--- begin ---

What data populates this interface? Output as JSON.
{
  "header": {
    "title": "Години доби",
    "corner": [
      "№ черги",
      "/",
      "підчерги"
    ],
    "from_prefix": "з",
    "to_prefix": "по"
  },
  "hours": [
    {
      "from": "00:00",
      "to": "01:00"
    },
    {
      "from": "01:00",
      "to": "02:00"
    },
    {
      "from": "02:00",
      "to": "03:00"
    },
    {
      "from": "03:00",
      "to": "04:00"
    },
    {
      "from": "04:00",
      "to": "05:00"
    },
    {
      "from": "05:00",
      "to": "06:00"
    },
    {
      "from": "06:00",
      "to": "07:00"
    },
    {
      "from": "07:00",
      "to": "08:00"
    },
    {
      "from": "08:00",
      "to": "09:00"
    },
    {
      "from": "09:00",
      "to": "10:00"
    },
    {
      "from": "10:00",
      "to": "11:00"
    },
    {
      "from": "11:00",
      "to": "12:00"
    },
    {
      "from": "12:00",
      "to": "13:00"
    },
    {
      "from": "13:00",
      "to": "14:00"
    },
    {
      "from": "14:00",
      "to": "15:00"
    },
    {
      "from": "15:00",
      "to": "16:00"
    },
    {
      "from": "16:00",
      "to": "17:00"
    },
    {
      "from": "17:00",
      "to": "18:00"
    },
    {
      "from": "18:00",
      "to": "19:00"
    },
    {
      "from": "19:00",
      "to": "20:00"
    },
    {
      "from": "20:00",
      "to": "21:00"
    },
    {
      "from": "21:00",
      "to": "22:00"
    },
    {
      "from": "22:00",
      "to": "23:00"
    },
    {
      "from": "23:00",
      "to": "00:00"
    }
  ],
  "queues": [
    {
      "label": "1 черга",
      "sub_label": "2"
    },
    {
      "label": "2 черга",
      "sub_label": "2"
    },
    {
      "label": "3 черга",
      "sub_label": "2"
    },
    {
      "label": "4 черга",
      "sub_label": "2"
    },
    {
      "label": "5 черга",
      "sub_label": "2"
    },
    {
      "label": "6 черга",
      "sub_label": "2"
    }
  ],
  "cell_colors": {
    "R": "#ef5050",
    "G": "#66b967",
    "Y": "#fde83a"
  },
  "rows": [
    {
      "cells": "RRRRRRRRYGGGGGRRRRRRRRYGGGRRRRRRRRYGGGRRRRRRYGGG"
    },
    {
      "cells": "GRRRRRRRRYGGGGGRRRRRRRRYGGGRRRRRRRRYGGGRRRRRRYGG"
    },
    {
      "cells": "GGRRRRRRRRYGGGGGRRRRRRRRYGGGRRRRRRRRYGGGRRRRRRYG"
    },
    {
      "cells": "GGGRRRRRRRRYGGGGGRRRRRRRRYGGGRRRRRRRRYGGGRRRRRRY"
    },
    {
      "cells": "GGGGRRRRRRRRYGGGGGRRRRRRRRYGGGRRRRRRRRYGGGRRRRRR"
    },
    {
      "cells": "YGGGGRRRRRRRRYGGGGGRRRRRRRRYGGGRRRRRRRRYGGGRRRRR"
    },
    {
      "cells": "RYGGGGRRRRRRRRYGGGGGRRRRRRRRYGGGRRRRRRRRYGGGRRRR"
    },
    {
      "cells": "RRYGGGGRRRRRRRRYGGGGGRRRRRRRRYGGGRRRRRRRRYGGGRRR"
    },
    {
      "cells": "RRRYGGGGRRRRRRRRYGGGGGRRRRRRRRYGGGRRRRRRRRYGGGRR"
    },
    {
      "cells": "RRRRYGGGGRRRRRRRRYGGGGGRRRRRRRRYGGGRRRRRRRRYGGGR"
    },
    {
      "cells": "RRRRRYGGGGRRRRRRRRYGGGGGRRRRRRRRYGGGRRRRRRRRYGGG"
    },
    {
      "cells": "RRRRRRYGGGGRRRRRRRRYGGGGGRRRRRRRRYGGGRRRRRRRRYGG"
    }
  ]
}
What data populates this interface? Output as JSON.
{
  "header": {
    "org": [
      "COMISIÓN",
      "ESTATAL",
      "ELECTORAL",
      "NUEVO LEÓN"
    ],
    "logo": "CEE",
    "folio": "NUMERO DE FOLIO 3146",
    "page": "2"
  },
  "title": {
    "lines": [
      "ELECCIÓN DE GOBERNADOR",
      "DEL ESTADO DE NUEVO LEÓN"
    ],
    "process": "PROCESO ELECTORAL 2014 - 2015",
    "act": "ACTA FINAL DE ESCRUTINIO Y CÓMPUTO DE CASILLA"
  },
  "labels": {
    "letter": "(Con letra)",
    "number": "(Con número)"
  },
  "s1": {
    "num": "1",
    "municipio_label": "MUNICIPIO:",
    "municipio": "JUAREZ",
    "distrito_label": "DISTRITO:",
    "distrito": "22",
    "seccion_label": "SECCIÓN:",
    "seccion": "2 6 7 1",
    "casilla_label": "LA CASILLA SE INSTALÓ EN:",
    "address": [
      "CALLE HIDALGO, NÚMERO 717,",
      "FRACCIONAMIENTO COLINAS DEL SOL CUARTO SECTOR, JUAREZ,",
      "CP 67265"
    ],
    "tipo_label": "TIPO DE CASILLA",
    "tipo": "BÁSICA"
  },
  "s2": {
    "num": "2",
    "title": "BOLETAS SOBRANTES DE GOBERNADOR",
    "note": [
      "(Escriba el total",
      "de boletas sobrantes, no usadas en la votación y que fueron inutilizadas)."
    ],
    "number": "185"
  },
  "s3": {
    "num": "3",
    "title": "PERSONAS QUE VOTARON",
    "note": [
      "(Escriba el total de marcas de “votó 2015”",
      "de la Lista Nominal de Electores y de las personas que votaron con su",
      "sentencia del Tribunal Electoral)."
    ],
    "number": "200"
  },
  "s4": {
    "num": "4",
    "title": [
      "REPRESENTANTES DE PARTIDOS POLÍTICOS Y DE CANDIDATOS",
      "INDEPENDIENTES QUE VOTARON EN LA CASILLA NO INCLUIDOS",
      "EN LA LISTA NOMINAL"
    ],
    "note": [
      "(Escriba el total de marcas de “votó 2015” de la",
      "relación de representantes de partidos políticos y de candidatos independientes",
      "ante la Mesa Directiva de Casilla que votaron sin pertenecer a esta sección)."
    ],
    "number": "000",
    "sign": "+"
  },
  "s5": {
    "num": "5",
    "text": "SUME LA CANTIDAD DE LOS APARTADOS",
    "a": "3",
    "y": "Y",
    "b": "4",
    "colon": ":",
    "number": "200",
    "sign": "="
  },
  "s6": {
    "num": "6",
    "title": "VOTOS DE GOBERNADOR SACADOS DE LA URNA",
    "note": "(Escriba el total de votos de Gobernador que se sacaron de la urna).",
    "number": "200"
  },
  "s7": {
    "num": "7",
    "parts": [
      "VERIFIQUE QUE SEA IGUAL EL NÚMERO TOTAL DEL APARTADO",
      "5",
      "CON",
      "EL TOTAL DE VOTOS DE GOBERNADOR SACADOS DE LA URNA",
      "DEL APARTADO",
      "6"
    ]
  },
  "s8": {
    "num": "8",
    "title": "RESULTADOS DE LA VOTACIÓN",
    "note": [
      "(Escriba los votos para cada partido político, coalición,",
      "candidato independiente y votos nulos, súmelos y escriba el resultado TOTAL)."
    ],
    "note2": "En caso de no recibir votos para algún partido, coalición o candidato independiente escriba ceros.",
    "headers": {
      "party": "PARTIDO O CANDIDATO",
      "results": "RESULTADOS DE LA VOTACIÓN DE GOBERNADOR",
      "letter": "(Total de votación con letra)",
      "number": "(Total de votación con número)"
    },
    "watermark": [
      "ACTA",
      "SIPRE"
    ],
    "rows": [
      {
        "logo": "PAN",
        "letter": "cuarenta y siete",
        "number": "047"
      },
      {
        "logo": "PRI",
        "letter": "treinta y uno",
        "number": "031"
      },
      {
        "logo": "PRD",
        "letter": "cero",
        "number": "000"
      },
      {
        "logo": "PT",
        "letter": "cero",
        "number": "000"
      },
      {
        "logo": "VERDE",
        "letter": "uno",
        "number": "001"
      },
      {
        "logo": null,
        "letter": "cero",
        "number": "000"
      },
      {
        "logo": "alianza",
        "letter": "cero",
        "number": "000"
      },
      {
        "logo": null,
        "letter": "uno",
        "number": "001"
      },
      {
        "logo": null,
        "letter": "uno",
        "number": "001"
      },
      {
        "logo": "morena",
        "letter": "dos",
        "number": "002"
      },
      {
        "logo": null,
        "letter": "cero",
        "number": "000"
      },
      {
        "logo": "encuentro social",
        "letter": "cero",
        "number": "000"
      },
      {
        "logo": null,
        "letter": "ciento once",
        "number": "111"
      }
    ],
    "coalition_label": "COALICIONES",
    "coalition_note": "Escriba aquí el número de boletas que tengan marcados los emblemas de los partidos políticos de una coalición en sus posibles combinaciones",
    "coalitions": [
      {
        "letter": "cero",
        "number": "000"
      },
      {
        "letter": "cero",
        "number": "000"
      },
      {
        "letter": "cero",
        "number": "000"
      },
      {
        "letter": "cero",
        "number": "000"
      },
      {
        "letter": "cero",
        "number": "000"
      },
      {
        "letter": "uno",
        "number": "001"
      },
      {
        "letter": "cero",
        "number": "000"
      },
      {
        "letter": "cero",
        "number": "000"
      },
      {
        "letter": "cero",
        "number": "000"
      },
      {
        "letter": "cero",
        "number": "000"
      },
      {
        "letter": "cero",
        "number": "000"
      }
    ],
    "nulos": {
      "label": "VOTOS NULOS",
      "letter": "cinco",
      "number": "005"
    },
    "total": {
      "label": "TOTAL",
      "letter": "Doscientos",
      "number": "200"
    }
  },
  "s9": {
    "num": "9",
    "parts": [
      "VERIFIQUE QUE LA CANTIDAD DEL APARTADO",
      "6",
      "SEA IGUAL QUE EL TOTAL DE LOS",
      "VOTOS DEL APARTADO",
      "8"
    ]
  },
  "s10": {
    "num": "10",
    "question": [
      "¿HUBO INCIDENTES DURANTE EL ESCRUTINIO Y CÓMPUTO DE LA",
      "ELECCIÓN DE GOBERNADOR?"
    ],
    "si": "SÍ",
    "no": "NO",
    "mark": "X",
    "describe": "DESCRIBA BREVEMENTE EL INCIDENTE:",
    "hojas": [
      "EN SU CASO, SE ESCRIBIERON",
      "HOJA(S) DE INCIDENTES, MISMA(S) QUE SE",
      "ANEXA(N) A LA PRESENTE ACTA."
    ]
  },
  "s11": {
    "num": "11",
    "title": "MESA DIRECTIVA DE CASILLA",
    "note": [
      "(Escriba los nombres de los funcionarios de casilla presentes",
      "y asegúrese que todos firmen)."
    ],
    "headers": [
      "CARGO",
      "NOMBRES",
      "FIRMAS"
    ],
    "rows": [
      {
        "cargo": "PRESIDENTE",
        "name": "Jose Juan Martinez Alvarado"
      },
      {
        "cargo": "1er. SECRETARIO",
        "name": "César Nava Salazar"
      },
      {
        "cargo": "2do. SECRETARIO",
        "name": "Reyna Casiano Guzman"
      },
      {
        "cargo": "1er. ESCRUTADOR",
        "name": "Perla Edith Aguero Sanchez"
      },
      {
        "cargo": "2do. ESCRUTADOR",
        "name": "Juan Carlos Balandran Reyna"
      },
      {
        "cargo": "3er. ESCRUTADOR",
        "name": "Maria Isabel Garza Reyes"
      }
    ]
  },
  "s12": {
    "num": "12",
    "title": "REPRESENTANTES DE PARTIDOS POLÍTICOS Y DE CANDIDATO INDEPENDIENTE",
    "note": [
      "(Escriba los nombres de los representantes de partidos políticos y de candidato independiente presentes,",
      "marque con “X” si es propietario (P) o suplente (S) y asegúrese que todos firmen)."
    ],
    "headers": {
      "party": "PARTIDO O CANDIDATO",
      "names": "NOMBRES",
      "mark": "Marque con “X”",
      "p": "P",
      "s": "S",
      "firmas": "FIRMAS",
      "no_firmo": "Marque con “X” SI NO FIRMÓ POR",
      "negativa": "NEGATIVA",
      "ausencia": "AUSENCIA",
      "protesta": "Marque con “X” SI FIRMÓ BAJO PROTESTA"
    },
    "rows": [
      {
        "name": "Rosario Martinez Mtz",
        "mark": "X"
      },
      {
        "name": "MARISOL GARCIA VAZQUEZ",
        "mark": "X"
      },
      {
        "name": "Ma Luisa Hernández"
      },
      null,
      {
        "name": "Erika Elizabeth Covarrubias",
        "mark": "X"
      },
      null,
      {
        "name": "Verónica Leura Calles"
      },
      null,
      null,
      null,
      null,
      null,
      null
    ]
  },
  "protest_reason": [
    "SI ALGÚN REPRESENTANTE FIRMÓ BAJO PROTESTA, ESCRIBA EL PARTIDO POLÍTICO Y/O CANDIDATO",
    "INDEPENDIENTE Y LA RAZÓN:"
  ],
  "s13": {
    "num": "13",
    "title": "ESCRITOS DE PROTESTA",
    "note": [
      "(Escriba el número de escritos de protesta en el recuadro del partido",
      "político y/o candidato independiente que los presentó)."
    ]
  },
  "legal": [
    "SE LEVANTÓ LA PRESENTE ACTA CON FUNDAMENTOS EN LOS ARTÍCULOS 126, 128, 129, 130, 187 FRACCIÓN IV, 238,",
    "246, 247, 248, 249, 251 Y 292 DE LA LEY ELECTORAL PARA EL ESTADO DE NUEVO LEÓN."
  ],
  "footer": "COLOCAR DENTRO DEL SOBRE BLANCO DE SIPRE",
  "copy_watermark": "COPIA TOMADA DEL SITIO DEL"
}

--- end ---

→ **Task description**: From the listing, copy each line containing the word "ACTA".

→ **Answer to the exercise**:
    "act": "ACTA FINAL DE ESCRUTINIO Y CÓMPUTO DE CASILLA"
      "ACTA",
      "ANEXA(N) A LA PRESENTE ACTA."
    "SE LEVANTÓ LA PRESENTE ACTA CON FUNDAMENTOS EN LOS ARTÍCULOS 126, 128, 129, 130, 187 FRACCIÓN IV, 238,",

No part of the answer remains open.